■ Required task
The entries below contain pictures. Retype everything except those pictures, exactly as given.

■ Data excerpts

═══

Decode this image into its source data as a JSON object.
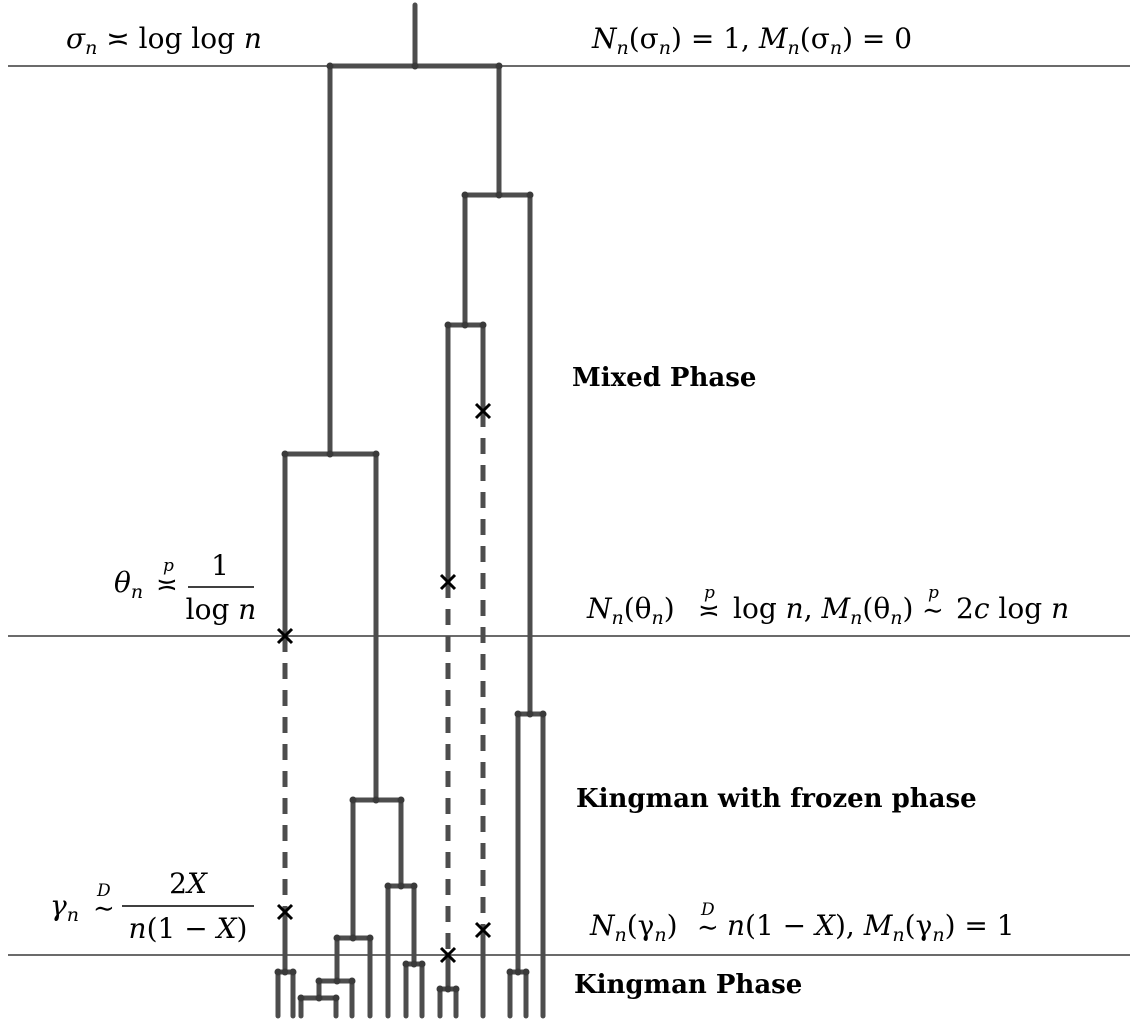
{
  "time_markers": {
    "sigma": {
      "left_parts": [
        "σ",
        "n",
        " ≍ log log ",
        "n"
      ],
      "right_parts": [
        "N",
        "n",
        "(σ",
        "n",
        ") = 1, ",
        "M",
        "n",
        "(σ",
        "n",
        ") = 0"
      ]
    },
    "theta": {
      "left_parts": [
        "θ",
        "n",
        "≍",
        "p",
        "1",
        "log ",
        "n"
      ],
      "right_parts": [
        "N",
        "n",
        "(θ",
        "n",
        ")",
        "≍",
        "p",
        "log ",
        "n",
        ", ",
        "M",
        "n",
        "(θ",
        "n",
        ")",
        "∼",
        "p",
        "2",
        "c",
        " log ",
        "n"
      ]
    },
    "gamma": {
      "left_parts": [
        "γ",
        "n",
        "∼",
        "D",
        "2",
        "X",
        "n",
        "(1 − ",
        "X",
        ")"
      ],
      "right_parts": [
        "N",
        "n",
        "(γ",
        "n",
        ")",
        "∼",
        "D",
        "n",
        "(1 − ",
        "X",
        "), ",
        "M",
        "n",
        "(γ",
        "n",
        ") = 1"
      ]
    }
  },
  "phases": {
    "mixed": "Mixed Phase",
    "frozen": "Kingman with frozen phase",
    "kingman": "Kingman Phase"
  }
}
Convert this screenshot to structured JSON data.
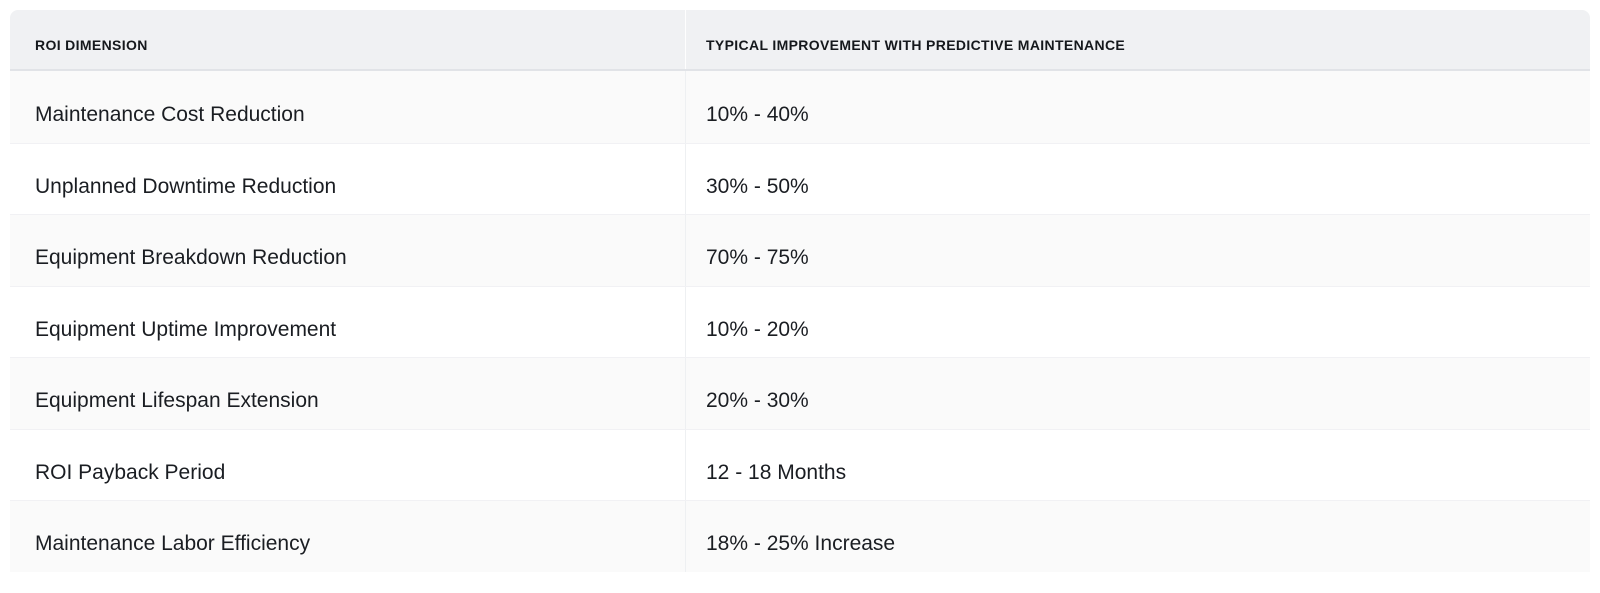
{
  "chart_data": {
    "type": "table",
    "columns": [
      "ROI DIMENSION",
      "TYPICAL IMPROVEMENT WITH PREDICTIVE MAINTENANCE"
    ],
    "rows": [
      [
        "Maintenance Cost Reduction",
        "10% - 40%"
      ],
      [
        "Unplanned Downtime Reduction",
        "30% - 50%"
      ],
      [
        "Equipment Breakdown Reduction",
        "70% - 75%"
      ],
      [
        "Equipment Uptime Improvement",
        "10% - 20%"
      ],
      [
        "Equipment Lifespan Extension",
        "20% - 30%"
      ],
      [
        "ROI Payback Period",
        "12 - 18 Months"
      ],
      [
        "Maintenance Labor Efficiency",
        "18% - 25% Increase"
      ]
    ],
    "layout": {
      "striped": true,
      "stripe_rows": "odd",
      "header_position": "top"
    }
  },
  "colors": {
    "header_bg": "#f0f1f3",
    "stripe_bg": "#fafafa",
    "row_bg": "#ffffff",
    "header_text": "#15181c",
    "body_text": "#1a1d22",
    "header_rule": "#e1e3e7",
    "divider": "#eef0f2"
  }
}
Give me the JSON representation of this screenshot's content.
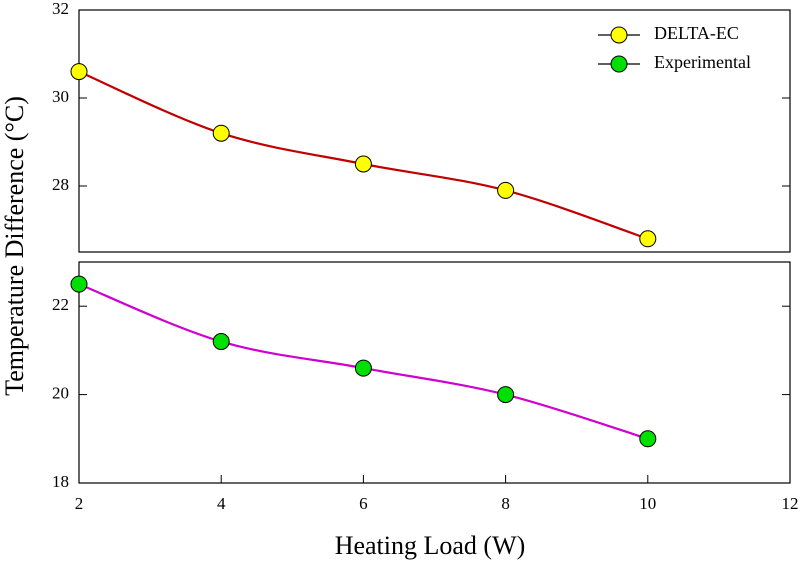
{
  "chart_data": {
    "type": "line",
    "xlabel": "Heating Load (W)",
    "ylabel": "Temperature Difference (°C)",
    "x": [
      2,
      4,
      6,
      8,
      10
    ],
    "xlim": [
      2,
      12
    ],
    "xticks": [
      2,
      4,
      6,
      8,
      10,
      12
    ],
    "ylim": [
      18,
      23
    ],
    "yticks": [
      18,
      20,
      22
    ],
    "y2lim": [
      26.5,
      32
    ],
    "y2ticks": [
      28,
      30,
      32
    ],
    "legend": "upper right",
    "series": [
      {
        "name": "DELTA-EC",
        "color": "#ffff00",
        "line_color": "#c00000",
        "axis": "y2",
        "values": [
          30.6,
          29.2,
          28.5,
          27.9,
          26.8
        ]
      },
      {
        "name": "Experimental",
        "color": "#00e000",
        "line_color": "#d000d0",
        "values": [
          22.5,
          21.2,
          20.6,
          20.0,
          19.0
        ]
      }
    ]
  }
}
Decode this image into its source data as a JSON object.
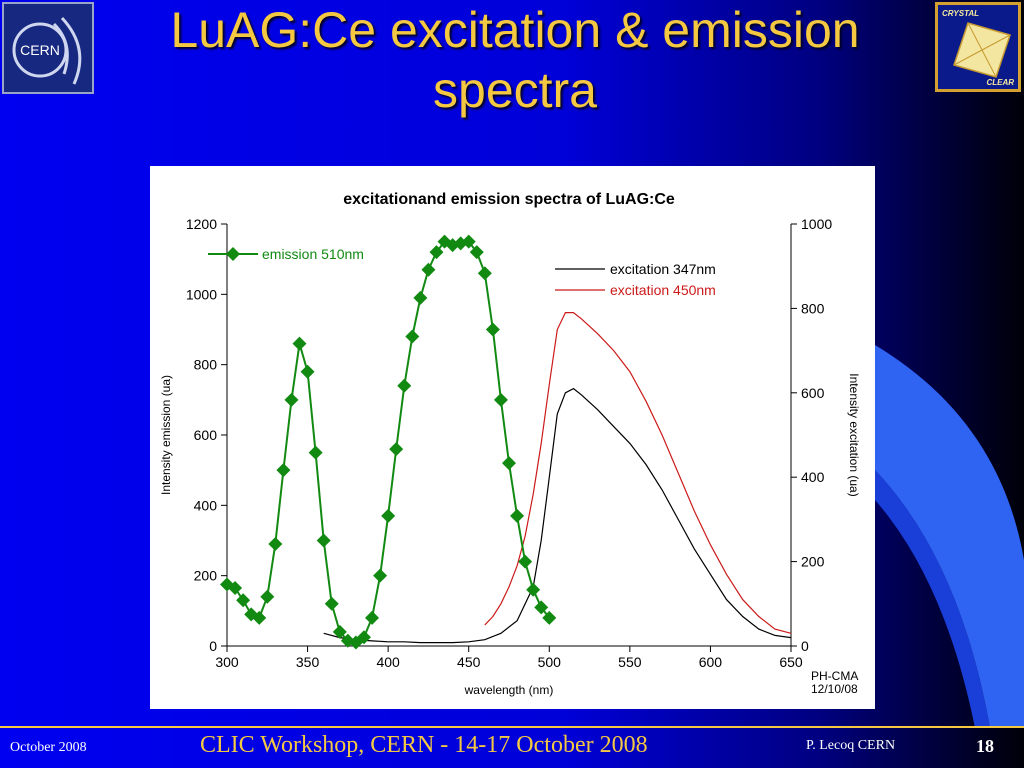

═══

■ Solved problem
Decode this image into its source data as a JSON object.
{
  "time_markers": {
    "sigma": {
      "left_parts": [
        "σ",
        "n",
        " ≍ log log ",
        "n"
      ],
      "right_parts": [
        "N",
        "n",
        "(σ",
        "n",
        ") = 1, ",
        "M",
        "n",
        "(σ",
        "n",
        ") = 0"
      ]
    },
    "theta": {
      "left_parts": [
        "θ",
        "n",
        "≍",
        "p",
        "1",
        "log ",
        "n"
      ],
      "right_parts": [
        "N",
        "n",
        "(θ",
        "n",
        ")",
        "≍",
        "p",
        "log ",
        "n",
        ", ",
        "M",
        "n",
        "(θ",
        "n",
        ")",
        "∼",
        "p",
        "2",
        "c",
        " log ",
        "n"
      ]
    },
    "gamma": {
      "left_parts": [
        "γ",
        "n",
        "∼",
        "D",
        "2",
        "X",
        "n",
        "(1 − ",
        "X",
        ")"
      ],
      "right_parts": [
        "N",
        "n",
        "(γ",
        "n",
        ")",
        "∼",
        "D",
        "n",
        "(1 − ",
        "X",
        "), ",
        "M",
        "n",
        "(γ",
        "n",
        ") = 1"
      ]
    }
  },
  "phases": {
    "mixed": "Mixed Phase",
    "frozen": "Kingman with frozen phase",
    "kingman": "Kingman Phase"
  }
}
Convert this screenshot to structured JSON data.
{
  "chart_data": {
    "type": "table",
    "columns": [
      "ROI DIMENSION",
      "TYPICAL IMPROVEMENT WITH PREDICTIVE MAINTENANCE"
    ],
    "rows": [
      [
        "Maintenance Cost Reduction",
        "10% - 40%"
      ],
      [
        "Unplanned Downtime Reduction",
        "30% - 50%"
      ],
      [
        "Equipment Breakdown Reduction",
        "70% - 75%"
      ],
      [
        "Equipment Uptime Improvement",
        "10% - 20%"
      ],
      [
        "Equipment Lifespan Extension",
        "20% - 30%"
      ],
      [
        "ROI Payback Period",
        "12 - 18 Months"
      ],
      [
        "Maintenance Labor Efficiency",
        "18% - 25% Increase"
      ]
    ],
    "layout": {
      "striped": true,
      "stripe_rows": "odd",
      "header_position": "top"
    }
  },
  "colors": {
    "header_bg": "#f0f1f3",
    "stripe_bg": "#fafafa",
    "row_bg": "#ffffff",
    "header_text": "#15181c",
    "body_text": "#1a1d22",
    "header_rule": "#e1e3e7",
    "divider": "#eef0f2"
  }
}
Give me the JSON representation of this screenshot's content.
{
  "chart_data": {
    "type": "line",
    "xlabel": "Heating Load (W)",
    "ylabel": "Temperature Difference (°C)",
    "x": [
      2,
      4,
      6,
      8,
      10
    ],
    "xlim": [
      2,
      12
    ],
    "xticks": [
      2,
      4,
      6,
      8,
      10,
      12
    ],
    "ylim": [
      18,
      23
    ],
    "yticks": [
      18,
      20,
      22
    ],
    "y2lim": [
      26.5,
      32
    ],
    "y2ticks": [
      28,
      30,
      32
    ],
    "legend": "upper right",
    "series": [
      {
        "name": "DELTA-EC",
        "color": "#ffff00",
        "line_color": "#c00000",
        "axis": "y2",
        "values": [
          30.6,
          29.2,
          28.5,
          27.9,
          26.8
        ]
      },
      {
        "name": "Experimental",
        "color": "#00e000",
        "line_color": "#d000d0",
        "values": [
          22.5,
          21.2,
          20.6,
          20.0,
          19.0
        ]
      }
    ]
  }
}
Decode this image into its source data as a JSON object.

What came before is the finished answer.